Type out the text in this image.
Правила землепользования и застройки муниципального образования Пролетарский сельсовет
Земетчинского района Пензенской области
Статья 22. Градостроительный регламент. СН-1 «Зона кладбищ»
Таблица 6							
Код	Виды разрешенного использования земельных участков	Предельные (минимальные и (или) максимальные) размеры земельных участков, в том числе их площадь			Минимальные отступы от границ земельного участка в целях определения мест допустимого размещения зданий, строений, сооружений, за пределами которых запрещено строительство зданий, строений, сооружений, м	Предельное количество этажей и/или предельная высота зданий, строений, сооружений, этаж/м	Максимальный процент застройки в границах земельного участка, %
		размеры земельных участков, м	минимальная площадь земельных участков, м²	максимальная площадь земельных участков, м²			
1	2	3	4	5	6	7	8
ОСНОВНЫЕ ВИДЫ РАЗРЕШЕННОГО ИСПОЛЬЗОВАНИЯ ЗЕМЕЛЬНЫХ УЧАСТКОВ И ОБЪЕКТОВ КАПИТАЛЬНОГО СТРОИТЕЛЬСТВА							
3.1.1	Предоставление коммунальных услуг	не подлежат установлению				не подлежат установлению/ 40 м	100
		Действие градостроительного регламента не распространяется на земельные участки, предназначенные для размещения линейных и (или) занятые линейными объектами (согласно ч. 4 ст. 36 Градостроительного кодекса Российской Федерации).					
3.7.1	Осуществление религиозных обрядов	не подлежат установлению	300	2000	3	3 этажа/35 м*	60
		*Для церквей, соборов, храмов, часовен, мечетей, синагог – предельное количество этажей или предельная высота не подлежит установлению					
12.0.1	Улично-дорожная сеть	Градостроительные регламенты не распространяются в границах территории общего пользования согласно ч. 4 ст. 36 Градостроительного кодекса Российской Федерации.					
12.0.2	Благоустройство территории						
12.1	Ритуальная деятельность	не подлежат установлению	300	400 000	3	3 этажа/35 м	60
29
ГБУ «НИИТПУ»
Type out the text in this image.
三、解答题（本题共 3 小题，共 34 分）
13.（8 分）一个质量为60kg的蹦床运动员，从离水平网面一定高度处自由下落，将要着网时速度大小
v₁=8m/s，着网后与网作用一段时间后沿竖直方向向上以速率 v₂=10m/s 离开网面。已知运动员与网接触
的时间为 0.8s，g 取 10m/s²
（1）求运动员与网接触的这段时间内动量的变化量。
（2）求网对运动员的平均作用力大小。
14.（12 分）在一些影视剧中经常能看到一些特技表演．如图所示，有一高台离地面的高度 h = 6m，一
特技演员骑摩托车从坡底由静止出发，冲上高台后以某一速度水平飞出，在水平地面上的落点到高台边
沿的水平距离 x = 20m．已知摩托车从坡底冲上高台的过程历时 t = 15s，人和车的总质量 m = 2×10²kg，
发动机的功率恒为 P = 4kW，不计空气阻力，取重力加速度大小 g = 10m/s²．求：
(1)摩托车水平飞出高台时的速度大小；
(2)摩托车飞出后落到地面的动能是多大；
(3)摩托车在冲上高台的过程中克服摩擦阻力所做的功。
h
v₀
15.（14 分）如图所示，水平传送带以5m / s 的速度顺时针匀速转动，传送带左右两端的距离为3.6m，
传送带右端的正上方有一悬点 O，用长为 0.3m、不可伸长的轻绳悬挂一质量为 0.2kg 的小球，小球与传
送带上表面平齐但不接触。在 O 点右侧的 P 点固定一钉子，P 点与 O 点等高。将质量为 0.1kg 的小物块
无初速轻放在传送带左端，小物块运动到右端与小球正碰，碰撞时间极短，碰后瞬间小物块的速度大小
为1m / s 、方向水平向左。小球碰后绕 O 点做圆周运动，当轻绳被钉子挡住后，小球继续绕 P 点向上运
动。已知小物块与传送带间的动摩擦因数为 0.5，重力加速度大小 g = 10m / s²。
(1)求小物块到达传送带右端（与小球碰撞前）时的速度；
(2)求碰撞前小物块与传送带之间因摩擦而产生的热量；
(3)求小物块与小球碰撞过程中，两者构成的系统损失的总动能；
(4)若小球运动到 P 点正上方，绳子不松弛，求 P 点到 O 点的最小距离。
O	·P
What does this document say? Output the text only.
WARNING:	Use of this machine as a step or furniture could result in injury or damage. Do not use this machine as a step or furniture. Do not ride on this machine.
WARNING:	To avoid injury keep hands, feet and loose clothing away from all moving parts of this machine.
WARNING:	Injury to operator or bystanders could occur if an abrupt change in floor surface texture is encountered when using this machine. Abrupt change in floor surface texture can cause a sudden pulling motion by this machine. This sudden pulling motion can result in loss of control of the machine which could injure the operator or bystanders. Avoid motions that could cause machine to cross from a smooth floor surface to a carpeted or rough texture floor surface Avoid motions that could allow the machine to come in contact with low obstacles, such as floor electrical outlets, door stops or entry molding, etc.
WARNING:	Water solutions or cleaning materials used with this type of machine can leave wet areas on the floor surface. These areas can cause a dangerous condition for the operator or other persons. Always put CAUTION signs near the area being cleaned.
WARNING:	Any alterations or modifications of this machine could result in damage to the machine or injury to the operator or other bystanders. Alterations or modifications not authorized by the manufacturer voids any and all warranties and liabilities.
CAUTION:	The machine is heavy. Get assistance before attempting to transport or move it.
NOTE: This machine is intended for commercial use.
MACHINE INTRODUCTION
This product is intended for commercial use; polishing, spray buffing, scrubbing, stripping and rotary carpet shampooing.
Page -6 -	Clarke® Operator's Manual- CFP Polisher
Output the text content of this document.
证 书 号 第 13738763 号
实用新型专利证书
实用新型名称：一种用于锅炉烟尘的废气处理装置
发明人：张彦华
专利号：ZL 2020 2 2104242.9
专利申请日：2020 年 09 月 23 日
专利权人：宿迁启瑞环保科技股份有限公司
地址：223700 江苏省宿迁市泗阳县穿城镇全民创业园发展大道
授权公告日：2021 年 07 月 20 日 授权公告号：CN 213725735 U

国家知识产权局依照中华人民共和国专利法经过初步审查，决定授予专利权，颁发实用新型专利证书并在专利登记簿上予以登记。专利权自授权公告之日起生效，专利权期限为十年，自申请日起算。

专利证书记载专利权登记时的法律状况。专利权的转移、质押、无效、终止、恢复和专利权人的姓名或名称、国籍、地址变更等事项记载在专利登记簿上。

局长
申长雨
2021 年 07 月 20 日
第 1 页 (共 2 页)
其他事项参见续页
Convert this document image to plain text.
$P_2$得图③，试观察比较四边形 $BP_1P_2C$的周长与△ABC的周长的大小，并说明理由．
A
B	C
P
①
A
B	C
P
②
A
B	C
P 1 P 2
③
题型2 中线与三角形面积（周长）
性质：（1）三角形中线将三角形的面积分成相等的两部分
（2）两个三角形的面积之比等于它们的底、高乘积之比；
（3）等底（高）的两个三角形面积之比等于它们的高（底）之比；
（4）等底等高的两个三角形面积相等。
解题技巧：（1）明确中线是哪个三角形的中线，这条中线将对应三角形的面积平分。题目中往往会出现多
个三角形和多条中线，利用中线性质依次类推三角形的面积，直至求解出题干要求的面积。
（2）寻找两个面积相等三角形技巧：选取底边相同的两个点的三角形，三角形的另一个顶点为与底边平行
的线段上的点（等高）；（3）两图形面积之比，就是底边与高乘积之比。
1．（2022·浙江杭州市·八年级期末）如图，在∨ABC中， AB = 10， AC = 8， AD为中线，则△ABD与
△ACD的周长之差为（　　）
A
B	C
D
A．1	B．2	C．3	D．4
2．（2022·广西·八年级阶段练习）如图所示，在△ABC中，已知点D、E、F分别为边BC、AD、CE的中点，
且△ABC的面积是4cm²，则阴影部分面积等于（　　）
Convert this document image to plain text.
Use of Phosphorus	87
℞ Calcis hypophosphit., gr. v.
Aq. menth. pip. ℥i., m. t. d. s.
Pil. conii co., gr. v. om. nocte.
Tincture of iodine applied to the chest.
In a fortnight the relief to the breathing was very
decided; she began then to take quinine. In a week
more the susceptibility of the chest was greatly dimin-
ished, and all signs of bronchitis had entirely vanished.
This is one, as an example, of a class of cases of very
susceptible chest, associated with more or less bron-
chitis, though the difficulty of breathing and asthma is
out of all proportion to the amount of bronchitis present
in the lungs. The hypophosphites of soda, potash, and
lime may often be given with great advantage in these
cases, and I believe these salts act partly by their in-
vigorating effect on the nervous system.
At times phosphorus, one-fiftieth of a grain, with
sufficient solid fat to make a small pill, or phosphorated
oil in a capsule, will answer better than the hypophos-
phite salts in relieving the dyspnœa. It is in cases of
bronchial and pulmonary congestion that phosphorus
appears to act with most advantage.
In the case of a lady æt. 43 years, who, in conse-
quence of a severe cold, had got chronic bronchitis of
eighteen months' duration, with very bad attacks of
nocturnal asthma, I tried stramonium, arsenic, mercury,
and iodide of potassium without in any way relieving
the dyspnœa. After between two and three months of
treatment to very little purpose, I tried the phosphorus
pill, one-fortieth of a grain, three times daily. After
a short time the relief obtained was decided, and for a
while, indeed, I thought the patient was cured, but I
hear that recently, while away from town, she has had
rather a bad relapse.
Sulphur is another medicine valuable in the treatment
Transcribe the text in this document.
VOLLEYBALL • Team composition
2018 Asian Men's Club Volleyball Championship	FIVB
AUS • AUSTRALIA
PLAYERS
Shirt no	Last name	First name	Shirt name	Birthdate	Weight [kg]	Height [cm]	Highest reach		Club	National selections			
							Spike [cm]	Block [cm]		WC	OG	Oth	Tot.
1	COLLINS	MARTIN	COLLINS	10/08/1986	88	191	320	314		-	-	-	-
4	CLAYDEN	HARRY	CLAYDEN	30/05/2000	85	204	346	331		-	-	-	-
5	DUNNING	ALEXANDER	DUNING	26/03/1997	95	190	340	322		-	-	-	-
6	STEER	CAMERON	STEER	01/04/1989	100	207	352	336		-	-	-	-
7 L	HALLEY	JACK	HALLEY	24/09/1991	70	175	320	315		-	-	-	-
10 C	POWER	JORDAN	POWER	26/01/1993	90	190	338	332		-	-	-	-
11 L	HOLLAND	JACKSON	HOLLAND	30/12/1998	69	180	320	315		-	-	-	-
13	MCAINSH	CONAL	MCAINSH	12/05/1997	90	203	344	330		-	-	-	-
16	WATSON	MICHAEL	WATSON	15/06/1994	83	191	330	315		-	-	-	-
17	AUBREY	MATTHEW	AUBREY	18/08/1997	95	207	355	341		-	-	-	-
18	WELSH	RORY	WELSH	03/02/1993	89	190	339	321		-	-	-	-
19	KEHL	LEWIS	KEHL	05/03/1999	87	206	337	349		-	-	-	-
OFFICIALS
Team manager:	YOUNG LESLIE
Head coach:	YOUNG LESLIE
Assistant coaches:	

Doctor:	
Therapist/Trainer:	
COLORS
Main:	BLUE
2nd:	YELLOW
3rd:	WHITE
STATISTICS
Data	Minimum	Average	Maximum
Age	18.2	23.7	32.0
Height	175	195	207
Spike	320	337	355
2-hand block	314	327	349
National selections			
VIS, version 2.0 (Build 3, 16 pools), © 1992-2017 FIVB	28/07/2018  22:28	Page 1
━━━━━━━━━━
**Exercise:**
Report only how many lines of the listing hold the word "very".

**Solution for this problem:**
4